--- Set exercise ---
Quote the records that follow in full and exactly; leave out the pictures.

--- Input material ---
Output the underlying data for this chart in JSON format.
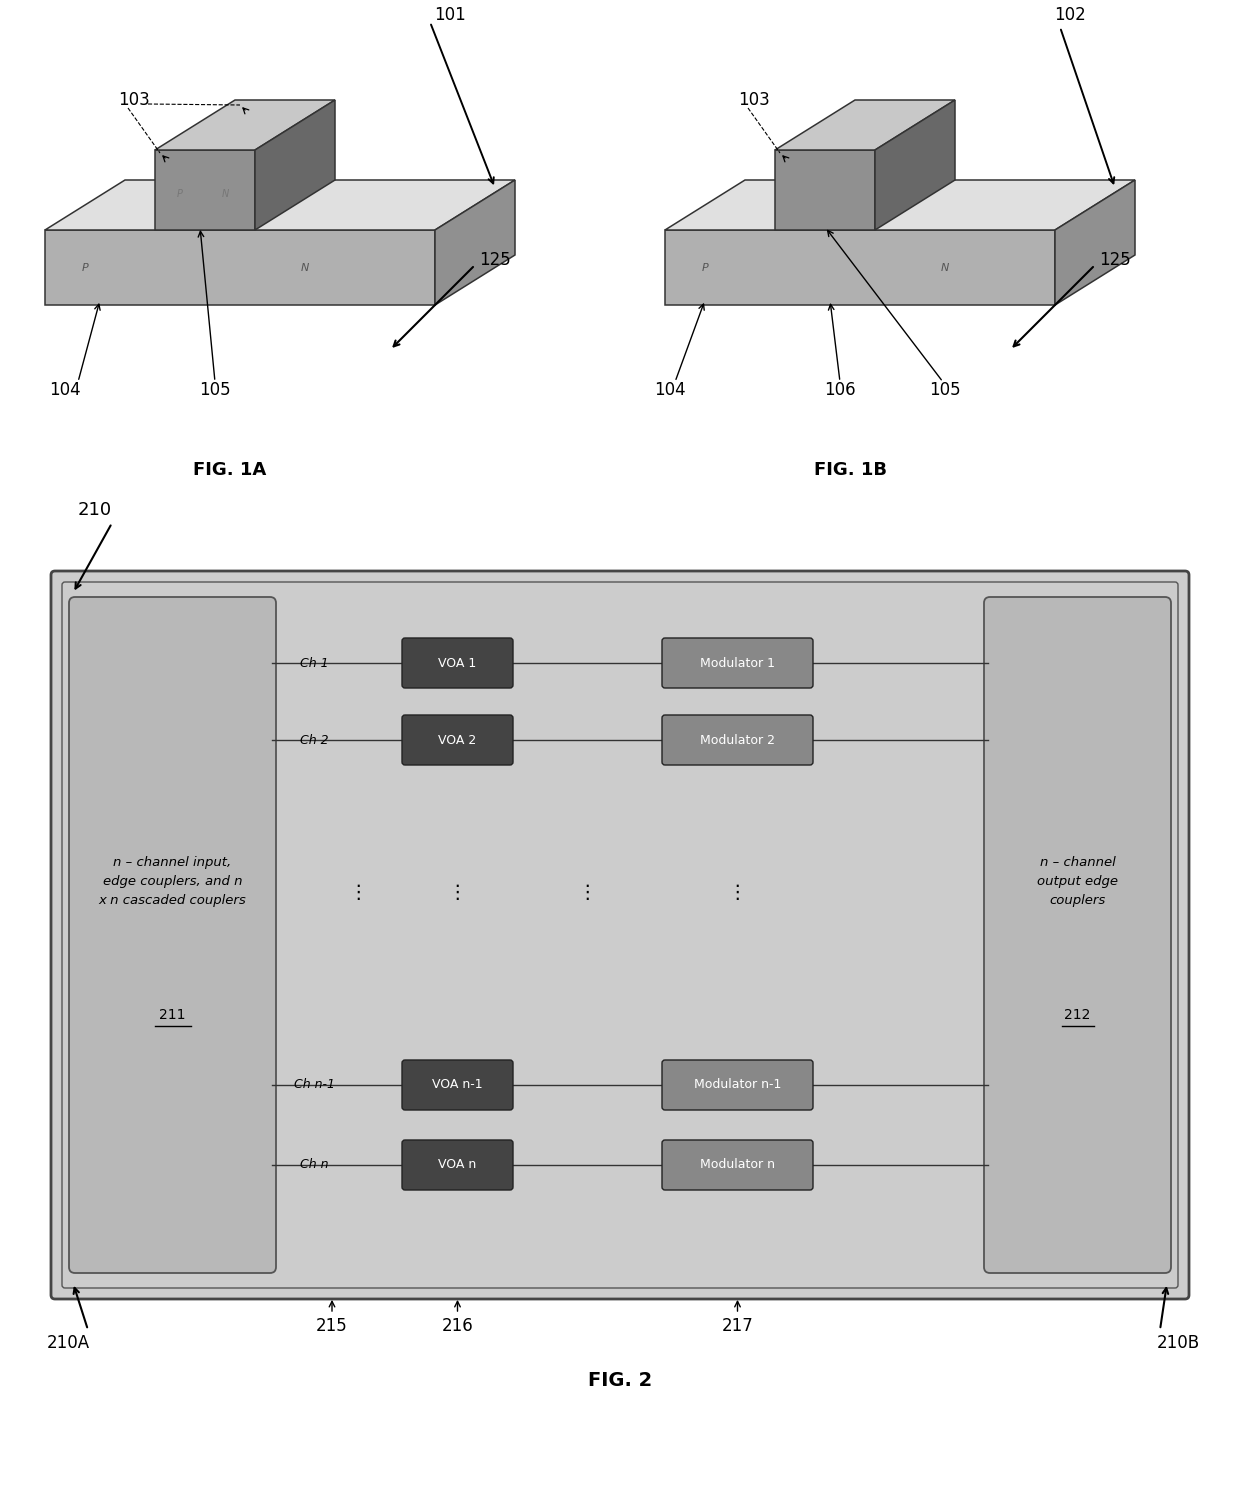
{
  "bg_color": "#ffffff",
  "fig_width": 12.4,
  "fig_height": 14.96,
  "dpi": 100,
  "fig1a_label": "FIG. 1A",
  "fig1b_label": "FIG. 1B",
  "fig2_label": "FIG. 2",
  "fig2_text_left": "n – channel input,\nedge couplers, and n\nx n cascaded couplers",
  "fig2_ref_left": "211",
  "fig2_text_right": "n – channel\noutput edge\ncouplers",
  "fig2_ref_right": "212",
  "voa_labels": [
    "VOA 1",
    "VOA 2",
    "VOA n-1",
    "VOA n"
  ],
  "mod_labels": [
    "Modulator 1",
    "Modulator 2",
    "Modulator n-1",
    "Modulator n"
  ],
  "ch_labels": [
    "Ch 1",
    "Ch 2",
    "Ch n-1",
    "Ch n"
  ],
  "ref_215": "215",
  "ref_216": "216",
  "ref_217": "217",
  "ref_210": "210",
  "ref_210A": "210A",
  "ref_210B": "210B",
  "base_face_color": "#b0b0b0",
  "base_top_color": "#e0e0e0",
  "base_side_color": "#909090",
  "rib_face_color": "#909090",
  "rib_top_color": "#c8c8c8",
  "rib_side_color": "#686868",
  "outer_bg": "#cccccc",
  "left_block_color": "#b8b8b8",
  "right_block_color": "#b8b8b8",
  "voa_color": "#444444",
  "mod_color": "#888888"
}
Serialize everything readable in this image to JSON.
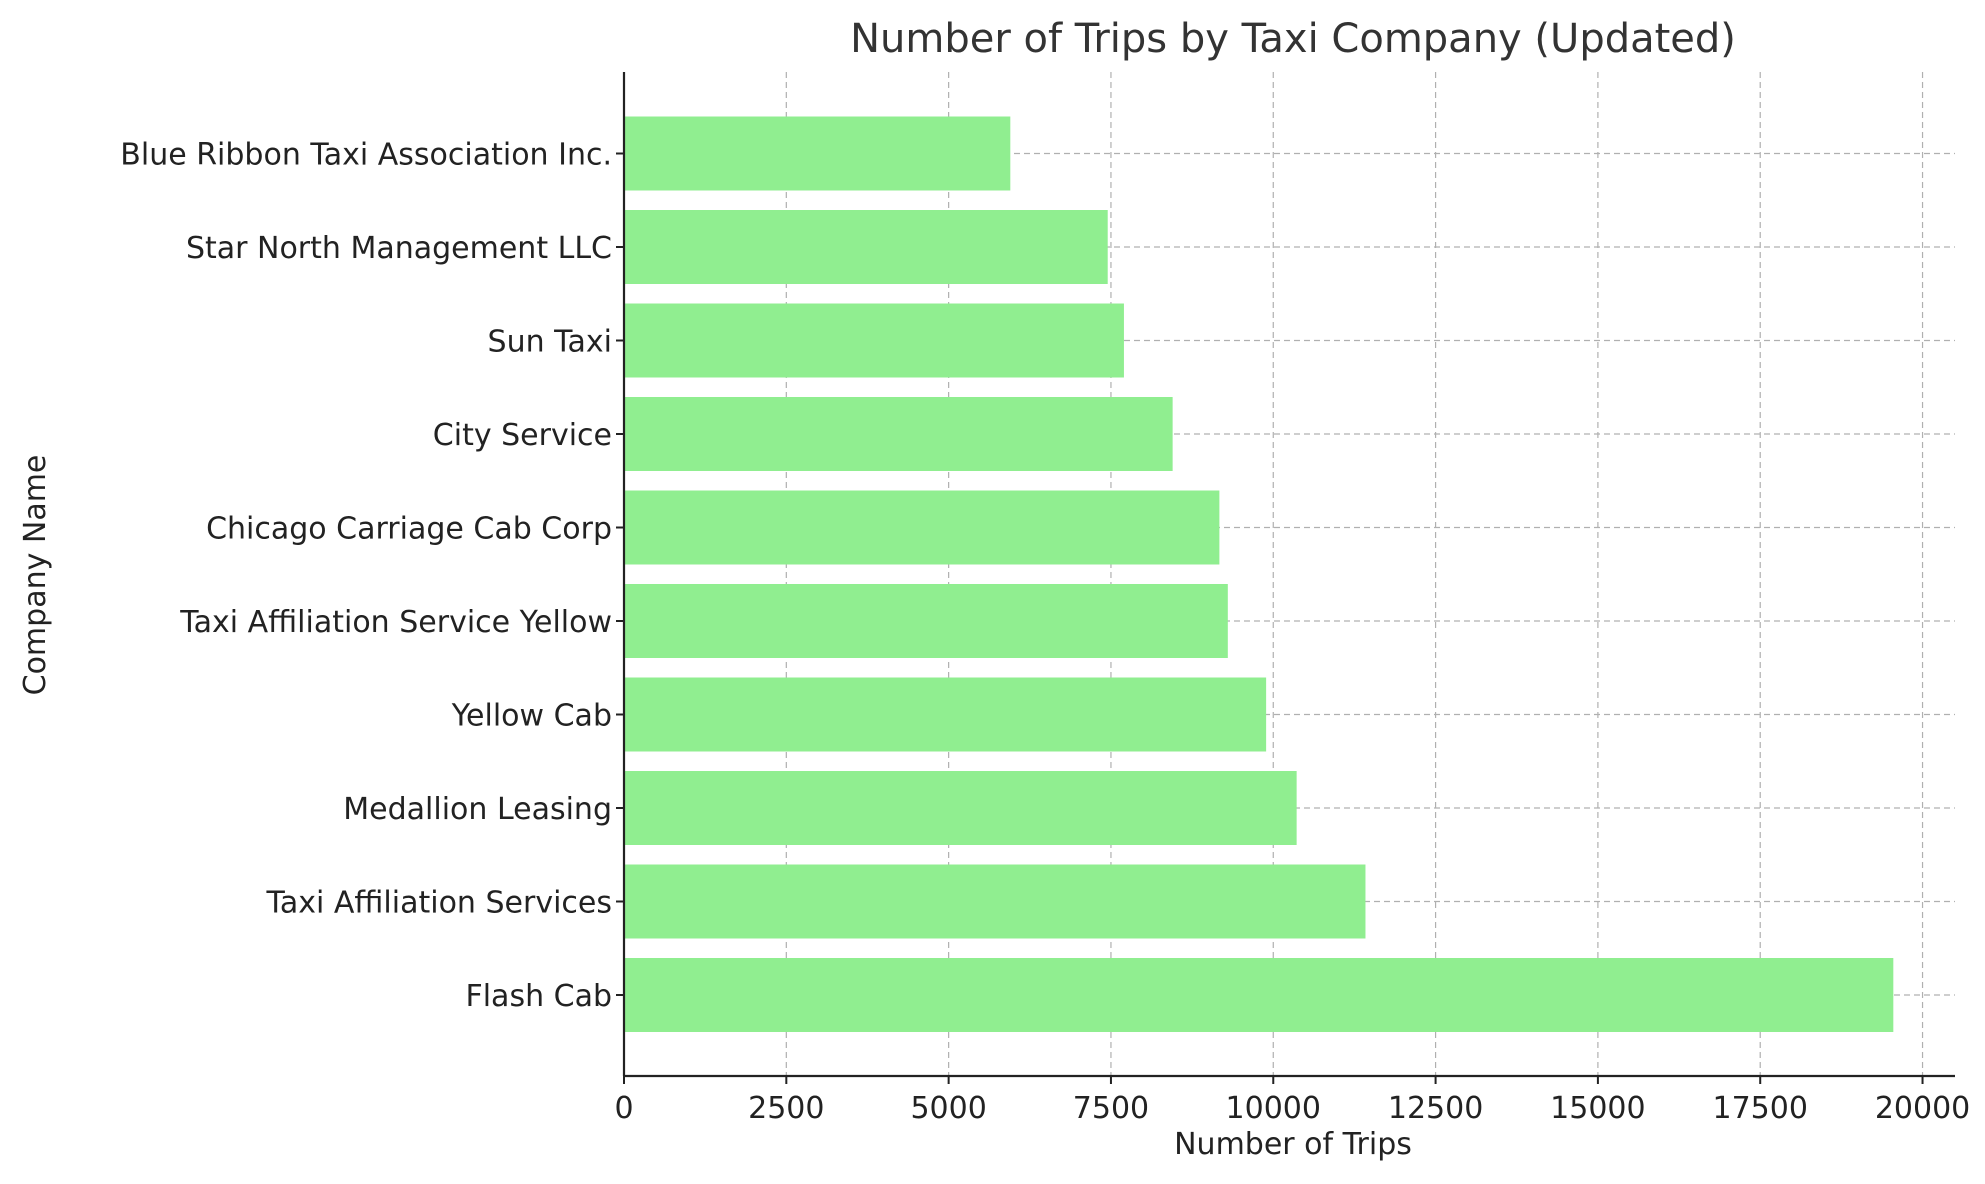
{
  "chart_data": {
    "type": "bar",
    "orientation": "horizontal",
    "title": "Number of Trips by Taxi Company (Updated)",
    "xlabel": "Number of Trips",
    "ylabel": "Company Name",
    "categories": [
      "Flash Cab",
      "Taxi Affiliation Services",
      "Medallion Leasing",
      "Yellow Cab",
      "Taxi Affiliation Service Yellow",
      "Chicago Carriage Cab Corp",
      "City Service",
      "Sun Taxi",
      "Star North Management LLC",
      "Blue Ribbon Taxi Association Inc."
    ],
    "values": [
      19550,
      11420,
      10360,
      9890,
      9300,
      9170,
      8450,
      7700,
      7450,
      5950
    ],
    "xlim": [
      0,
      20500
    ],
    "xticks": [
      0,
      2500,
      5000,
      7500,
      10000,
      12500,
      15000,
      17500,
      20000
    ],
    "grid": true,
    "bar_color": "#90ee90",
    "axis_color": "#222222",
    "grid_color": "#b0b0b0",
    "text_color": "#222222",
    "title_color": "#333333"
  }
}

--- Reply ---
Output the underlying data for this chart in JSON format.
{
  "bg_color": "#ffffff",
  "fig_width": 12.4,
  "fig_height": 14.96,
  "dpi": 100,
  "fig1a_label": "FIG. 1A",
  "fig1b_label": "FIG. 1B",
  "fig2_label": "FIG. 2",
  "fig2_text_left": "n – channel input,\nedge couplers, and n\nx n cascaded couplers",
  "fig2_ref_left": "211",
  "fig2_text_right": "n – channel\noutput edge\ncouplers",
  "fig2_ref_right": "212",
  "voa_labels": [
    "VOA 1",
    "VOA 2",
    "VOA n-1",
    "VOA n"
  ],
  "mod_labels": [
    "Modulator 1",
    "Modulator 2",
    "Modulator n-1",
    "Modulator n"
  ],
  "ch_labels": [
    "Ch 1",
    "Ch 2",
    "Ch n-1",
    "Ch n"
  ],
  "ref_215": "215",
  "ref_216": "216",
  "ref_217": "217",
  "ref_210": "210",
  "ref_210A": "210A",
  "ref_210B": "210B",
  "base_face_color": "#b0b0b0",
  "base_top_color": "#e0e0e0",
  "base_side_color": "#909090",
  "rib_face_color": "#909090",
  "rib_top_color": "#c8c8c8",
  "rib_side_color": "#686868",
  "outer_bg": "#cccccc",
  "left_block_color": "#b8b8b8",
  "right_block_color": "#b8b8b8",
  "voa_color": "#444444",
  "mod_color": "#888888"
}
Serialize everything readable in this image to JSON.
{
  "chart_data": {
    "type": "bar",
    "orientation": "horizontal",
    "title": "Number of Trips by Taxi Company (Updated)",
    "xlabel": "Number of Trips",
    "ylabel": "Company Name",
    "categories": [
      "Flash Cab",
      "Taxi Affiliation Services",
      "Medallion Leasing",
      "Yellow Cab",
      "Taxi Affiliation Service Yellow",
      "Chicago Carriage Cab Corp",
      "City Service",
      "Sun Taxi",
      "Star North Management LLC",
      "Blue Ribbon Taxi Association Inc."
    ],
    "values": [
      19550,
      11420,
      10360,
      9890,
      9300,
      9170,
      8450,
      7700,
      7450,
      5950
    ],
    "xlim": [
      0,
      20500
    ],
    "xticks": [
      0,
      2500,
      5000,
      7500,
      10000,
      12500,
      15000,
      17500,
      20000
    ],
    "grid": true,
    "bar_color": "#90ee90",
    "axis_color": "#222222",
    "grid_color": "#b0b0b0",
    "text_color": "#222222",
    "title_color": "#333333"
  }
}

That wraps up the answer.